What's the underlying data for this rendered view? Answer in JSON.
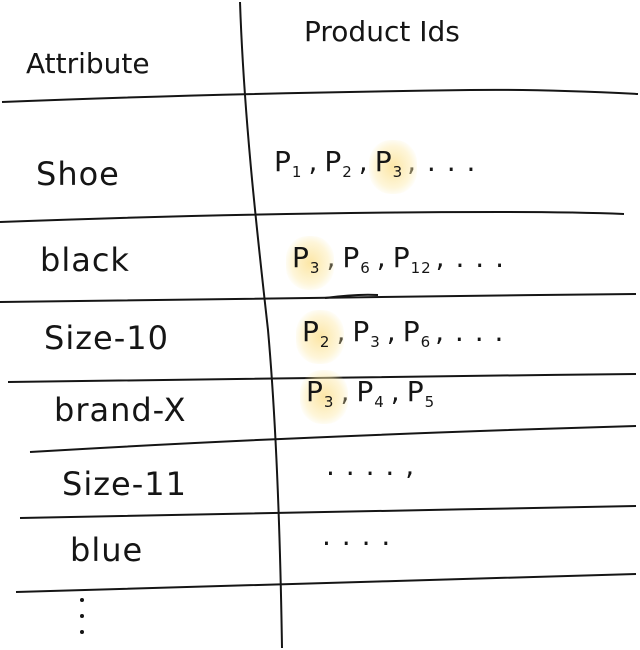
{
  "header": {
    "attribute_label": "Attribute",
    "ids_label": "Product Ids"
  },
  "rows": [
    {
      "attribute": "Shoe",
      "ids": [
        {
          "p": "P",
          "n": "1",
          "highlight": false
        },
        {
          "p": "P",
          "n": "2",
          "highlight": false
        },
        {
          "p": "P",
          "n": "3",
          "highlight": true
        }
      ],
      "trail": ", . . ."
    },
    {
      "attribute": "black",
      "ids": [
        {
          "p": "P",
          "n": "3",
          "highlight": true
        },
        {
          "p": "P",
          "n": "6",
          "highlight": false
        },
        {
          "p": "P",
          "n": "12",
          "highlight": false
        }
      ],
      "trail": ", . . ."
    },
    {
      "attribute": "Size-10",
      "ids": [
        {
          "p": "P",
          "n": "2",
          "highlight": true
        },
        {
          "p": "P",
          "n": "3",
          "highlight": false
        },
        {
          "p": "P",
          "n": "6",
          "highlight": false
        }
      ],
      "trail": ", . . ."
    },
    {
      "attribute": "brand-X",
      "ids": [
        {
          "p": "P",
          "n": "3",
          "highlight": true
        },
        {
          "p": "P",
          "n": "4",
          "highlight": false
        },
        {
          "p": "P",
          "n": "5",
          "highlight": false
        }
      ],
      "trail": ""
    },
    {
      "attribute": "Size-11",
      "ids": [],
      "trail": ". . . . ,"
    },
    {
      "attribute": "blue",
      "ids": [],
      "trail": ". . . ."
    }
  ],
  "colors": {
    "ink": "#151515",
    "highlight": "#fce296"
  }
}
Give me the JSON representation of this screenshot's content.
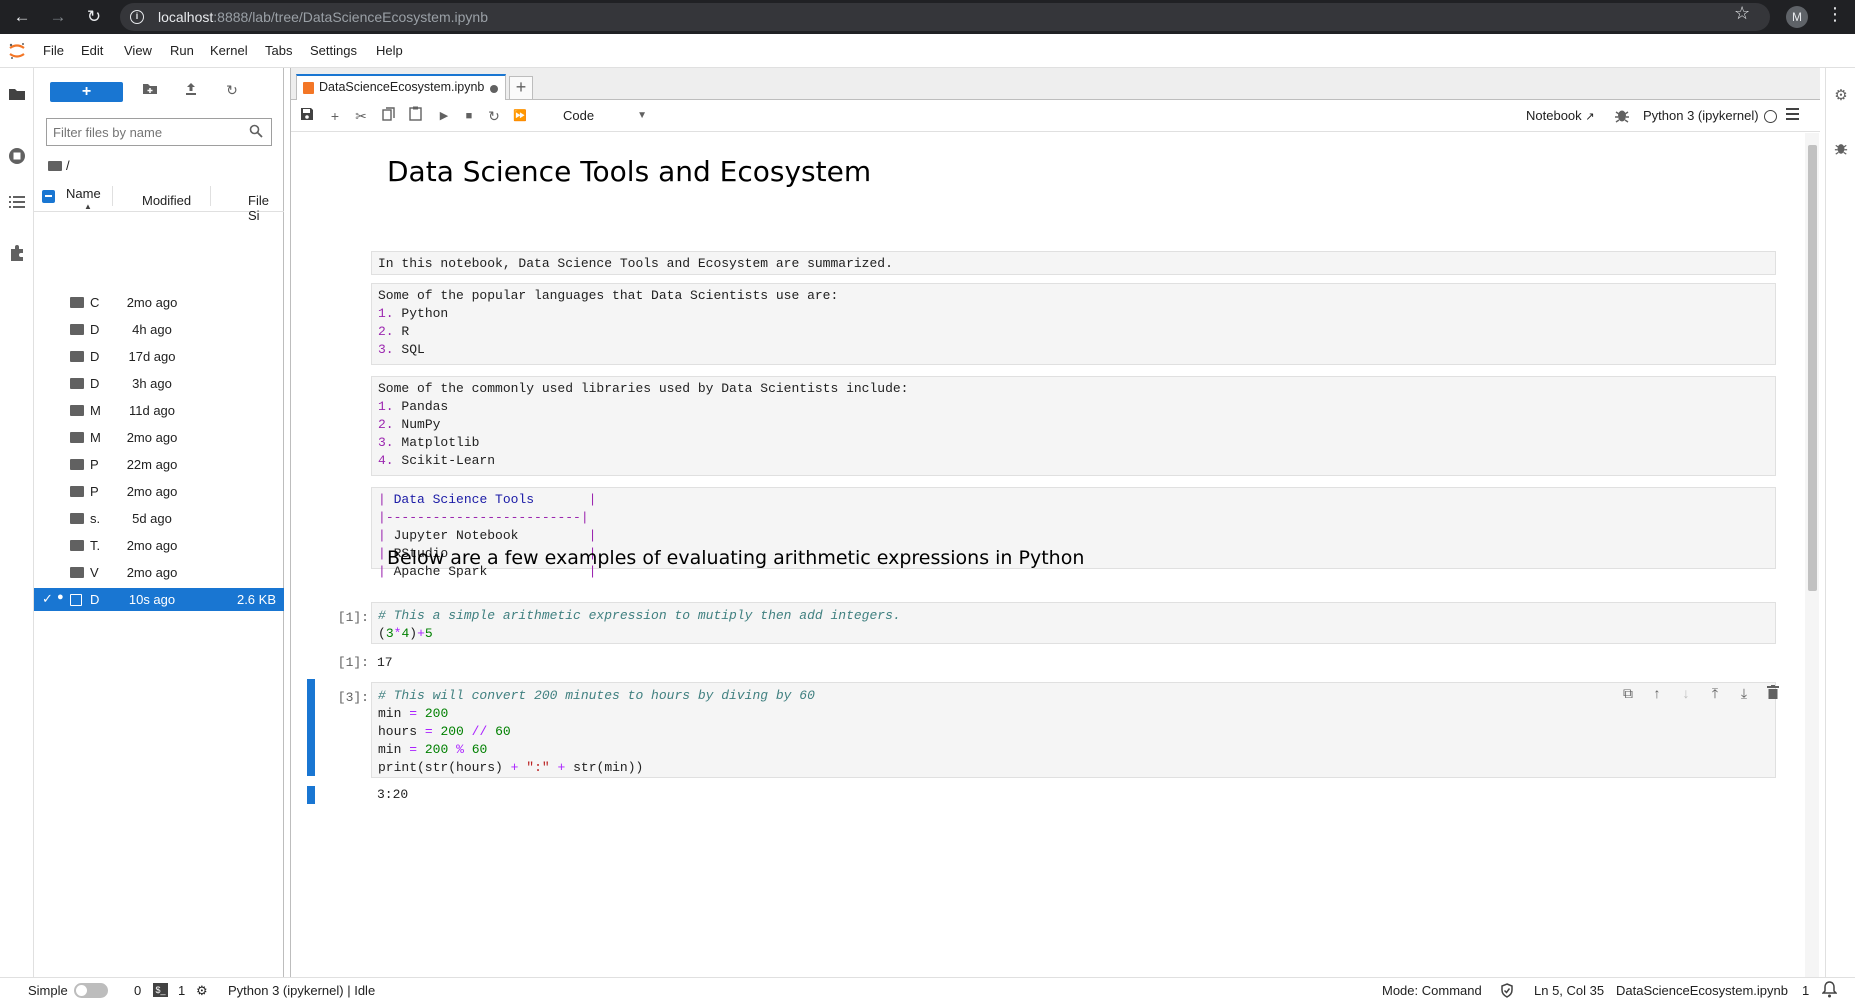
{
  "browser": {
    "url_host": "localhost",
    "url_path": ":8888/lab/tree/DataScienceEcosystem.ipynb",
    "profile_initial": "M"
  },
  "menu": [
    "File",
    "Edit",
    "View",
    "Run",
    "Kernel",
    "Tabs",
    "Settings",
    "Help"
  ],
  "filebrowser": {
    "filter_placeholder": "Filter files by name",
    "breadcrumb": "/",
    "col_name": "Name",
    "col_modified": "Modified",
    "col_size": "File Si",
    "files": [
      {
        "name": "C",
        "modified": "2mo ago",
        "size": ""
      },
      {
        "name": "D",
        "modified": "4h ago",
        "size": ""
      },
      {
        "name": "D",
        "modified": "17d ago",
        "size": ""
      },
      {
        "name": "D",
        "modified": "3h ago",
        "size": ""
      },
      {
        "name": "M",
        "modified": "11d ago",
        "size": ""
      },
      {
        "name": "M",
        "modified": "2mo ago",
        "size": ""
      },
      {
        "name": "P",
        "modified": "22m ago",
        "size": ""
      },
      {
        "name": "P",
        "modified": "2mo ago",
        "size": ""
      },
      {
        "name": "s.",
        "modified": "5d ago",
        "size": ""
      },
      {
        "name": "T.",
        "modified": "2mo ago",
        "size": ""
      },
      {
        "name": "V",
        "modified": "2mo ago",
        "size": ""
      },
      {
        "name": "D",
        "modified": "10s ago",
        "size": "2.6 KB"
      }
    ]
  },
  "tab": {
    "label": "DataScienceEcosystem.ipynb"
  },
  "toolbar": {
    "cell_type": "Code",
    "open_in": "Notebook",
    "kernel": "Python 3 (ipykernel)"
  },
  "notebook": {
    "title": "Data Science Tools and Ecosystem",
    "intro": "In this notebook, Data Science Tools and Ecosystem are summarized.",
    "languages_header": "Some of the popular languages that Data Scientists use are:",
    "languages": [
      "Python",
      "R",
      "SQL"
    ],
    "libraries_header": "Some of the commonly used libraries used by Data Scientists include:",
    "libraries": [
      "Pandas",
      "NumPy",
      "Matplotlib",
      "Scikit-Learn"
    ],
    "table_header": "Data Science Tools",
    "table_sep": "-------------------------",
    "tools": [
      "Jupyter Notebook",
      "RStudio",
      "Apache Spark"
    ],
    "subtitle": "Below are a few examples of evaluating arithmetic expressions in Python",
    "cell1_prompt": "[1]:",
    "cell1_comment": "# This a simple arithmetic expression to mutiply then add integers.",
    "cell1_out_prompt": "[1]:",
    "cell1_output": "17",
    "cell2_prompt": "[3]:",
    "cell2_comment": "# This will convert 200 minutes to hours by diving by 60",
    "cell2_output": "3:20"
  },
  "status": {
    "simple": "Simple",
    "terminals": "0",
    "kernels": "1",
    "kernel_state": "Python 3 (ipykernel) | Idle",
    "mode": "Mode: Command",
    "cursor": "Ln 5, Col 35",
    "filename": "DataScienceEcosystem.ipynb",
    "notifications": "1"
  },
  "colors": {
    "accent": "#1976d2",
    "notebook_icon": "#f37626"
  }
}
* * *
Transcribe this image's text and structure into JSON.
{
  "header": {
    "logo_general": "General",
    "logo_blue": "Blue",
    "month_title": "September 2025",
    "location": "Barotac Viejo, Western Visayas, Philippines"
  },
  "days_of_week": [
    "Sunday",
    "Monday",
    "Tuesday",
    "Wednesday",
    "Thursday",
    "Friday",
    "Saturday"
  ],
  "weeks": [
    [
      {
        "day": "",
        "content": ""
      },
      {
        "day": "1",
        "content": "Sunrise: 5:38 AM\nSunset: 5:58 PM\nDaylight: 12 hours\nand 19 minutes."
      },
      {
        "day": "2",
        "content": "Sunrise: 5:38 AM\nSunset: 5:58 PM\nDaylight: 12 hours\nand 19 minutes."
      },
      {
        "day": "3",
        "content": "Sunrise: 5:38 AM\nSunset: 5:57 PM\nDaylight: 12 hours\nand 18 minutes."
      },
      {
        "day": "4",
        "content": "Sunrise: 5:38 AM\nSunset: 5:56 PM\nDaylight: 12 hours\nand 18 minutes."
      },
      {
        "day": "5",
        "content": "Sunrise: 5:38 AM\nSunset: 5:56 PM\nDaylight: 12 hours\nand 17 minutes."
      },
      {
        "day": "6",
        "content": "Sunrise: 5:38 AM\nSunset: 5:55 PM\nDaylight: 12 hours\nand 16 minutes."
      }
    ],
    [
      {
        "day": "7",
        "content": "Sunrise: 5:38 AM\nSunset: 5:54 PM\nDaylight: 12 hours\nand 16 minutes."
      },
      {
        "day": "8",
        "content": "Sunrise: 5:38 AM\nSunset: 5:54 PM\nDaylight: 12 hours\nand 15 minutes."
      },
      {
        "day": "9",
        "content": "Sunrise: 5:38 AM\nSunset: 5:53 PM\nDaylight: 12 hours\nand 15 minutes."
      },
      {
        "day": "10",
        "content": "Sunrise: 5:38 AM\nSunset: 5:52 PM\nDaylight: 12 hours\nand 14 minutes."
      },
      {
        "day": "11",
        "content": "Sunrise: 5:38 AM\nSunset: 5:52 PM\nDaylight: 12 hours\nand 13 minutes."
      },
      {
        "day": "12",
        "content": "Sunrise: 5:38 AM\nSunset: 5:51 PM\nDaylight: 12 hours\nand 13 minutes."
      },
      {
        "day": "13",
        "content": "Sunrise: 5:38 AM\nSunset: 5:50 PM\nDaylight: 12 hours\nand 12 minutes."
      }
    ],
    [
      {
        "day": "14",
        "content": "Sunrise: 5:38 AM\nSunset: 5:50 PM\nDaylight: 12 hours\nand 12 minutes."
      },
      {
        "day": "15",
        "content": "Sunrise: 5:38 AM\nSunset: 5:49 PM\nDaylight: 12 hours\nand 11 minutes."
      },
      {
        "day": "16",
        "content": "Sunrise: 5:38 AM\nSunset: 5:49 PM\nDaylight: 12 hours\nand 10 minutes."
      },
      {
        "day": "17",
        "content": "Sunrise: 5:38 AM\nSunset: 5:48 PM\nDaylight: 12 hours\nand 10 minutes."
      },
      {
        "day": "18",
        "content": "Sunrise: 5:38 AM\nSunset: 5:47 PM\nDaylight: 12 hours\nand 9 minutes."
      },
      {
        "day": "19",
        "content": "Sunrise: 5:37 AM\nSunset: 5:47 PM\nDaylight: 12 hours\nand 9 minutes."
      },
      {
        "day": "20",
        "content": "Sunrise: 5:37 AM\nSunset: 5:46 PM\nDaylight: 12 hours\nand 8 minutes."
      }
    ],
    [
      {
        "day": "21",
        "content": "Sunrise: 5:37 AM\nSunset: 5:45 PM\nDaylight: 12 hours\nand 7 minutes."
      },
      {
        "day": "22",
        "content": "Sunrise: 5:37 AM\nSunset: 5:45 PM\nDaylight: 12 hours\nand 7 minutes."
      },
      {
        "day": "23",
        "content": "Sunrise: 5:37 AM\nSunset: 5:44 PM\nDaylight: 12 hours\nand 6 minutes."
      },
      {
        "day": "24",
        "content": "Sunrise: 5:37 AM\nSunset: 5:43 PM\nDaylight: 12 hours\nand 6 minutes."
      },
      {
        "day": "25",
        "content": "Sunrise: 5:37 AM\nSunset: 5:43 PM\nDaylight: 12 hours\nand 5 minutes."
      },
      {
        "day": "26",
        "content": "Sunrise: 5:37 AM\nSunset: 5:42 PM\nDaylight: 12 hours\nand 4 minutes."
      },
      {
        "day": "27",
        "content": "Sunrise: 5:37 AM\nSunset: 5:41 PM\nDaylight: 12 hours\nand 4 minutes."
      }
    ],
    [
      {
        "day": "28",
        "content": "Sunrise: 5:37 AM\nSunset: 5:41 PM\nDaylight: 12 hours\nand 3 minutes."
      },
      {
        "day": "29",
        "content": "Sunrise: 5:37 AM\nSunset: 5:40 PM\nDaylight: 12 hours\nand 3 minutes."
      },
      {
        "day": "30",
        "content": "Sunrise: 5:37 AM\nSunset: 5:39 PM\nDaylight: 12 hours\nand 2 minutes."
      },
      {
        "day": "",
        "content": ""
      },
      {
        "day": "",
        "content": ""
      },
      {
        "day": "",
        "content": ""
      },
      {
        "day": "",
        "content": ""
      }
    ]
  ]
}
* * *
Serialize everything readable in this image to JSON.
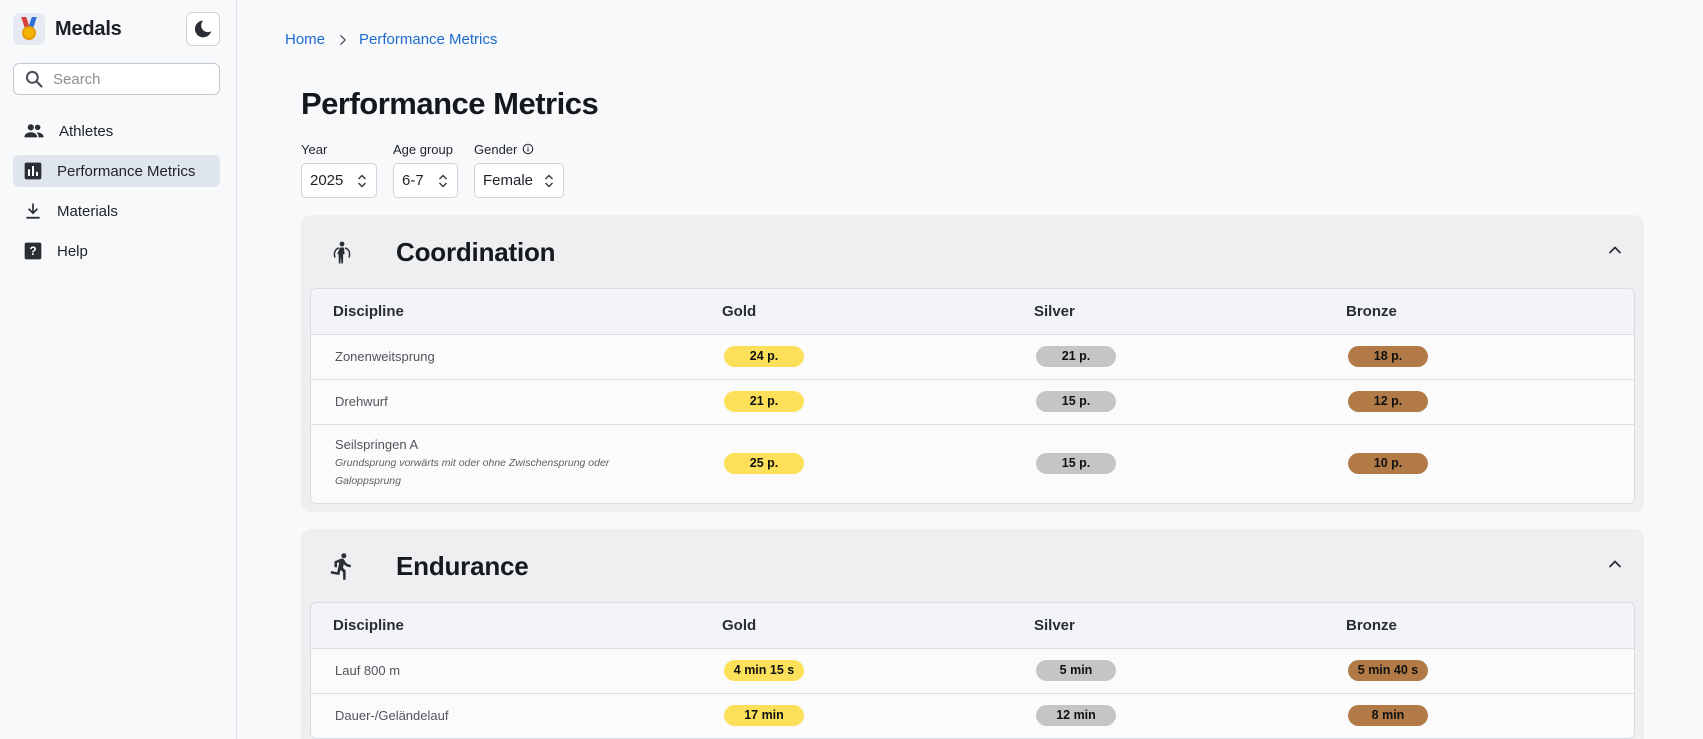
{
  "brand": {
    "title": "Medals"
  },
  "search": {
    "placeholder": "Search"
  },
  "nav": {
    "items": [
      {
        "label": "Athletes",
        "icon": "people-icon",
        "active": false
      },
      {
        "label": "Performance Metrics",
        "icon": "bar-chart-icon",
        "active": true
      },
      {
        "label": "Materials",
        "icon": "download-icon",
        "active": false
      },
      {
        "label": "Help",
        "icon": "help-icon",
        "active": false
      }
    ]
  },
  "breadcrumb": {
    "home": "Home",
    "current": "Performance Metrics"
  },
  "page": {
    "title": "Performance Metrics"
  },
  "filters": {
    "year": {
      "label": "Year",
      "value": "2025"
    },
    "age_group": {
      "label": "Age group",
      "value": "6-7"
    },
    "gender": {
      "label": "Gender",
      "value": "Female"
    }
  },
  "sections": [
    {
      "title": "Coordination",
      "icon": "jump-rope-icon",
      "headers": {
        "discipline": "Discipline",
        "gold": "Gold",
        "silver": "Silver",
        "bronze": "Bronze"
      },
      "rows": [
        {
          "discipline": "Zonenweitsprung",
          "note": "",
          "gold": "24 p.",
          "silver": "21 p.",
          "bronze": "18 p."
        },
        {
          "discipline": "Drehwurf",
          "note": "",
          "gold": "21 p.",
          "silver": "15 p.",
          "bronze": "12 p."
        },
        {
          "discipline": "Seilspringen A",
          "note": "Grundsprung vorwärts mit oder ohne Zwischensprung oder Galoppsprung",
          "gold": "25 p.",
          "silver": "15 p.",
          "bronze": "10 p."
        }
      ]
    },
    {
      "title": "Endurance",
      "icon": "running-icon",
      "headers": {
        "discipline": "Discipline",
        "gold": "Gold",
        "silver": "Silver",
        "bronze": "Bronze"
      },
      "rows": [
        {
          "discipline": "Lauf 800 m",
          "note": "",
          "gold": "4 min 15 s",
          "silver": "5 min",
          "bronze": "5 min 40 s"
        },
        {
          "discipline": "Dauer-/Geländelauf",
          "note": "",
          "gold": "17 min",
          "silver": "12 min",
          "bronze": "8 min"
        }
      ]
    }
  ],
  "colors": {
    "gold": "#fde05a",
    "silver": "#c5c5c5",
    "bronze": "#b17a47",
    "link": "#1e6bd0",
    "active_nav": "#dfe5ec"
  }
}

→ Aim
Filter the records for lines holding the string "Python". Copy each one.

→ Complete answer
    "kernel": "Python 3 (ipykernel)"
      "Python",
    "subtitle": "Below are a few examples of evaluating arithmetic expressions in Python",
    "kernel_state": "Python 3 (ipykernel) | Idle",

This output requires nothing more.